(Recorded data)
# # # #

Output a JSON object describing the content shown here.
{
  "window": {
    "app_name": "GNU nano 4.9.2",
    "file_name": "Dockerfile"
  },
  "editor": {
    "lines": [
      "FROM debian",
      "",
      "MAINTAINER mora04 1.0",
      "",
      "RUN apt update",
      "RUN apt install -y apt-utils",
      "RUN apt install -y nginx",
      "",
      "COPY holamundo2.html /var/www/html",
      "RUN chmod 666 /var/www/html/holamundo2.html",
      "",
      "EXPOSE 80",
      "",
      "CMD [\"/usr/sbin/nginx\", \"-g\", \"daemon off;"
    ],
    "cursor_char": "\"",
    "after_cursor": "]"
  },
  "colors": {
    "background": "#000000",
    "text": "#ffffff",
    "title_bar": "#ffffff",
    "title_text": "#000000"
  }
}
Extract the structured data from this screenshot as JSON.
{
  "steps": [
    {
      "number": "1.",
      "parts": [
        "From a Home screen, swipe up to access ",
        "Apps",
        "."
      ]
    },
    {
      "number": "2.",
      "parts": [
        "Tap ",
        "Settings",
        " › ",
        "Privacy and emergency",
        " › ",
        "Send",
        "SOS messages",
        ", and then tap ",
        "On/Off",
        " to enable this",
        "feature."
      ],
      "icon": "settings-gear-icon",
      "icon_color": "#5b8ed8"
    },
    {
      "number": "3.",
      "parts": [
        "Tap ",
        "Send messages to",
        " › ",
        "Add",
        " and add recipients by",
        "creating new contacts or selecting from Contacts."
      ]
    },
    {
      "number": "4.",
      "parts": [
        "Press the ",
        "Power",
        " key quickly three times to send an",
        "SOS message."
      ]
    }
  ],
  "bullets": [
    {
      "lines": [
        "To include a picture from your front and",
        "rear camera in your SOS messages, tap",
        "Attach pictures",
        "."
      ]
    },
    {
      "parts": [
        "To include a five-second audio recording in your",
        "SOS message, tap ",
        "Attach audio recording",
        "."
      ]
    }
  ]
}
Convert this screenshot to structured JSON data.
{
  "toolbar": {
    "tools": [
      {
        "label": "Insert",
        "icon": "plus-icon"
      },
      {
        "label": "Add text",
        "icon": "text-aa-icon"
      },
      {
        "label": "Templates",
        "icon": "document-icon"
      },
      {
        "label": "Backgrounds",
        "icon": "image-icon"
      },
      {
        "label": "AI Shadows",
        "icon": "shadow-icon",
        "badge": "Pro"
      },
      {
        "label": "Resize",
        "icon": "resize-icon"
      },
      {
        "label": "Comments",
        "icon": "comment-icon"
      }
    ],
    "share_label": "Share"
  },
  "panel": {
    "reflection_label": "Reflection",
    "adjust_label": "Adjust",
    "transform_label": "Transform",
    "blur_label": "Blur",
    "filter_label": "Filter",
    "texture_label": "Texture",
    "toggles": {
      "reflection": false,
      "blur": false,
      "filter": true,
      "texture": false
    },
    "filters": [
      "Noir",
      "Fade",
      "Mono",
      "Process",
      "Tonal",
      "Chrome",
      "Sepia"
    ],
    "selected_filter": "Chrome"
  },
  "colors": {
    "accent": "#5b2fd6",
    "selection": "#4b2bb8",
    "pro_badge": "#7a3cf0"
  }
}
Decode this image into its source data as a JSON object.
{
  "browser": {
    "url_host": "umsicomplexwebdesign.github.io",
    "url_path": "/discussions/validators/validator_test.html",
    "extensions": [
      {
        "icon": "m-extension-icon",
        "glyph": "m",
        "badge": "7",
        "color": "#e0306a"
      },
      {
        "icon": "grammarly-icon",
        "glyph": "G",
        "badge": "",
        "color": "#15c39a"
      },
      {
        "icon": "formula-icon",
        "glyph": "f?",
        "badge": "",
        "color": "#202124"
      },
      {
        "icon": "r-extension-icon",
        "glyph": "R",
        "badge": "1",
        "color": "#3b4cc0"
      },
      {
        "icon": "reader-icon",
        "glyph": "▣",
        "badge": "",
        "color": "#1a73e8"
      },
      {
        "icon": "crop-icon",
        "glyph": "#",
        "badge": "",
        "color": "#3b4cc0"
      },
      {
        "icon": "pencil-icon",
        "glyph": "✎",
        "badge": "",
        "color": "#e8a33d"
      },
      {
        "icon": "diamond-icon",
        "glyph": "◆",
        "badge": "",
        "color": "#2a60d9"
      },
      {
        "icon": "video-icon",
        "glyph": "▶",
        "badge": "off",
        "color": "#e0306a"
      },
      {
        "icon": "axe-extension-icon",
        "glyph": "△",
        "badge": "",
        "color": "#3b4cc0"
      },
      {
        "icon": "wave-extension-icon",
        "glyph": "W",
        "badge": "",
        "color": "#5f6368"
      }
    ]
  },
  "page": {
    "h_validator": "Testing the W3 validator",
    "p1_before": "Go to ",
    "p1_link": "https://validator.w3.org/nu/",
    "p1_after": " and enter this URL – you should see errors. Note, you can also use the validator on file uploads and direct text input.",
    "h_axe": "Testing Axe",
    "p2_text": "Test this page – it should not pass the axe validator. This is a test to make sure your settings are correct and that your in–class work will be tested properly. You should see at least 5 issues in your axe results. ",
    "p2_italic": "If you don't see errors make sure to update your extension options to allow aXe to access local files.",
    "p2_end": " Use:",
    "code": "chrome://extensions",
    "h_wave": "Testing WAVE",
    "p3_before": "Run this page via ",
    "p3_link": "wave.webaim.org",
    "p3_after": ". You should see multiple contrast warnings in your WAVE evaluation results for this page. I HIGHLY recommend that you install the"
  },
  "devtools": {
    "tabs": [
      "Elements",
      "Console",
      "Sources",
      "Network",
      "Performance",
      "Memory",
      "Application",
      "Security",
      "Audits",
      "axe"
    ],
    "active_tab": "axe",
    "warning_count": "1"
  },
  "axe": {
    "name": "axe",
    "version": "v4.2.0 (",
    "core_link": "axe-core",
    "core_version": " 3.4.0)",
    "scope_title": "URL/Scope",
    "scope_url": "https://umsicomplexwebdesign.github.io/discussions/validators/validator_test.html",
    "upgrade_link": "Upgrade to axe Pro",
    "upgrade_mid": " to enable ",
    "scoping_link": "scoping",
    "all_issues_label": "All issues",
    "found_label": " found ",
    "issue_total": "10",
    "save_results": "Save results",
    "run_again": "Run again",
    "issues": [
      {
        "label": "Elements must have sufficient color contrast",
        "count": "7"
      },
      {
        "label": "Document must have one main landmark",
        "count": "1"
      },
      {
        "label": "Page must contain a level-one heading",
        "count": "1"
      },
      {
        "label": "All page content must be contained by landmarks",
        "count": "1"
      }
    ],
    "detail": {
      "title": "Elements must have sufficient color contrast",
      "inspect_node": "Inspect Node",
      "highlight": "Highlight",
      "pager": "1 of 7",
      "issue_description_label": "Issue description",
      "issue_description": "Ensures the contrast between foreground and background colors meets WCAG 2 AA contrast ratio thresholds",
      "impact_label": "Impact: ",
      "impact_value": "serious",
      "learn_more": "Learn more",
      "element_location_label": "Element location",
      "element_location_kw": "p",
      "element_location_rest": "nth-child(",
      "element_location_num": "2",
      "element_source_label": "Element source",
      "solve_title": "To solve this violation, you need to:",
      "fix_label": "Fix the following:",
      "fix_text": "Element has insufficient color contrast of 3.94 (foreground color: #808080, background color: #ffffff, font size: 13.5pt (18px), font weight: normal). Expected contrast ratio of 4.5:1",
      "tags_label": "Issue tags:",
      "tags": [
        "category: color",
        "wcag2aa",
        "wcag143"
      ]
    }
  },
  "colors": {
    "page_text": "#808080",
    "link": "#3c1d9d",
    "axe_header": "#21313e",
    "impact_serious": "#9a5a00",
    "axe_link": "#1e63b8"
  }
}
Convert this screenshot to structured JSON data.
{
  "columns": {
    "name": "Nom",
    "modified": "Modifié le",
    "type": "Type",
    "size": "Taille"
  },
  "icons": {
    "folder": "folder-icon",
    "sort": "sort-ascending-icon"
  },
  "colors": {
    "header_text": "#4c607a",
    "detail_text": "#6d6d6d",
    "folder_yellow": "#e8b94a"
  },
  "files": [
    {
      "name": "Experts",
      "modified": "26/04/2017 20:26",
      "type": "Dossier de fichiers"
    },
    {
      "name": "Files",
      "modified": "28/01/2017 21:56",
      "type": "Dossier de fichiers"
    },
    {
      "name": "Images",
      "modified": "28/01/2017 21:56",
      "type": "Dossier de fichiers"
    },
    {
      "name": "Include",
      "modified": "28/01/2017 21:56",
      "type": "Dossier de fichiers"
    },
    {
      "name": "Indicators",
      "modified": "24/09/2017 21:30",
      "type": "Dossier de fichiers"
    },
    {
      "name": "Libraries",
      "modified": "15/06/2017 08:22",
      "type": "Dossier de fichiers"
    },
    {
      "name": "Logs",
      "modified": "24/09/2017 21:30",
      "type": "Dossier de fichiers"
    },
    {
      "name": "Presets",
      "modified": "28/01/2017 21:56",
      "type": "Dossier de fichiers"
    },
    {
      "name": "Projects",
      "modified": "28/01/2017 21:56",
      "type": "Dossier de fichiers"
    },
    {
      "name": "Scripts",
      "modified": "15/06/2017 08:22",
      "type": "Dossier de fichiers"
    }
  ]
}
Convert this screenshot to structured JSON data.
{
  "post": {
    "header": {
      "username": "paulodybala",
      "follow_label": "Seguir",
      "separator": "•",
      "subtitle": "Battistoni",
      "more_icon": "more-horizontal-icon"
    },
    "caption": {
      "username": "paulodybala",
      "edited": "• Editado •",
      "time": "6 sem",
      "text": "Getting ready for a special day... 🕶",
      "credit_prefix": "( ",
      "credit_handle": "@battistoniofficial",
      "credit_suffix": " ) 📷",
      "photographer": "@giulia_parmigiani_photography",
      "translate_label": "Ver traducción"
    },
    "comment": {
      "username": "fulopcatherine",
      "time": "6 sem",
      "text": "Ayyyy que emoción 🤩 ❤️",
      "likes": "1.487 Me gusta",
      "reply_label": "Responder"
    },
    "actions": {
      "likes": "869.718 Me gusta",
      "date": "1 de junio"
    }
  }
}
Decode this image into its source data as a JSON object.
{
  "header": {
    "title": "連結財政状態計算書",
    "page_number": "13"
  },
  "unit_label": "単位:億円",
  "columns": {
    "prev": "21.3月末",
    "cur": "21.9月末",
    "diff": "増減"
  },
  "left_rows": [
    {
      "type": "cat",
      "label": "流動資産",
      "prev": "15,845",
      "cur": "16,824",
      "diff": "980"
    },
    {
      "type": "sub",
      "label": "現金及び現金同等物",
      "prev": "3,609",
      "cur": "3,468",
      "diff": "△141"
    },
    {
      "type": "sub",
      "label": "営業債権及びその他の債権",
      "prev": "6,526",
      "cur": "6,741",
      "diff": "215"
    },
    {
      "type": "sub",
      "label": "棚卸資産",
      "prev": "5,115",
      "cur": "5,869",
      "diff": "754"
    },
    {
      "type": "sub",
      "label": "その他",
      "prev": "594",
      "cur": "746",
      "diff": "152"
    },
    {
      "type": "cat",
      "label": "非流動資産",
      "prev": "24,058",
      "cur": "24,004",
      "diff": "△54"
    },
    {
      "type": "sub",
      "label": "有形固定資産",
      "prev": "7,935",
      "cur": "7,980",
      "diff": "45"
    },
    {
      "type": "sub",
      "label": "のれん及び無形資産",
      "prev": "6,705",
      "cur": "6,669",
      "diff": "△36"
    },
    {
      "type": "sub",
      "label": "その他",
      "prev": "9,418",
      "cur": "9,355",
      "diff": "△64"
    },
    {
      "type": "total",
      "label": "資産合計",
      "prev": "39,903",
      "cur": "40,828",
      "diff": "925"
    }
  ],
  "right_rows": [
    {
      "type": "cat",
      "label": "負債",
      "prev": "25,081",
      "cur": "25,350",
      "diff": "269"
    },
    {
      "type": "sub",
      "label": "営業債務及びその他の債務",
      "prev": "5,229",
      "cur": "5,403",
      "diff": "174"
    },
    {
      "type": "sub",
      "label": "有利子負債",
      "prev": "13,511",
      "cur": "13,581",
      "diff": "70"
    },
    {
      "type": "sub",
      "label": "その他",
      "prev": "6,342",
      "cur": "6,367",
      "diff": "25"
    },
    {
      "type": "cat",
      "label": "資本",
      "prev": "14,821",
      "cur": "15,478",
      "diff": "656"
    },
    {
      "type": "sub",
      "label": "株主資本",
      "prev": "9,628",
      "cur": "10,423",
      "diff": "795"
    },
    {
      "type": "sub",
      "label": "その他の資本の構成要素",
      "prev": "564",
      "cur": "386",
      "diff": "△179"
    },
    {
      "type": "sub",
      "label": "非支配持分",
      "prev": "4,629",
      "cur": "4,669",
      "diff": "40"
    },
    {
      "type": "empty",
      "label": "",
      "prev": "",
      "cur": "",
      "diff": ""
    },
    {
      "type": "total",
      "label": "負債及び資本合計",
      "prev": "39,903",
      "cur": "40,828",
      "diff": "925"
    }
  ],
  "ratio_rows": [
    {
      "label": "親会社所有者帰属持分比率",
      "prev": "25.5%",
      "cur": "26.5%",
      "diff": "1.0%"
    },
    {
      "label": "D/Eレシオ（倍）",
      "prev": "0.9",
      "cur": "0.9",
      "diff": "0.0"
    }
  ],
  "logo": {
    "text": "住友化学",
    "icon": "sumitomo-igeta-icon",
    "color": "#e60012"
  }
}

# # # #

**What to produce**
Locate the word "nginx" in the records and collect each line it appears in.

**Result**
      "RUN apt install -y nginx",
      "CMD [\"/usr/sbin/nginx\", \"-g\", \"daemon off;"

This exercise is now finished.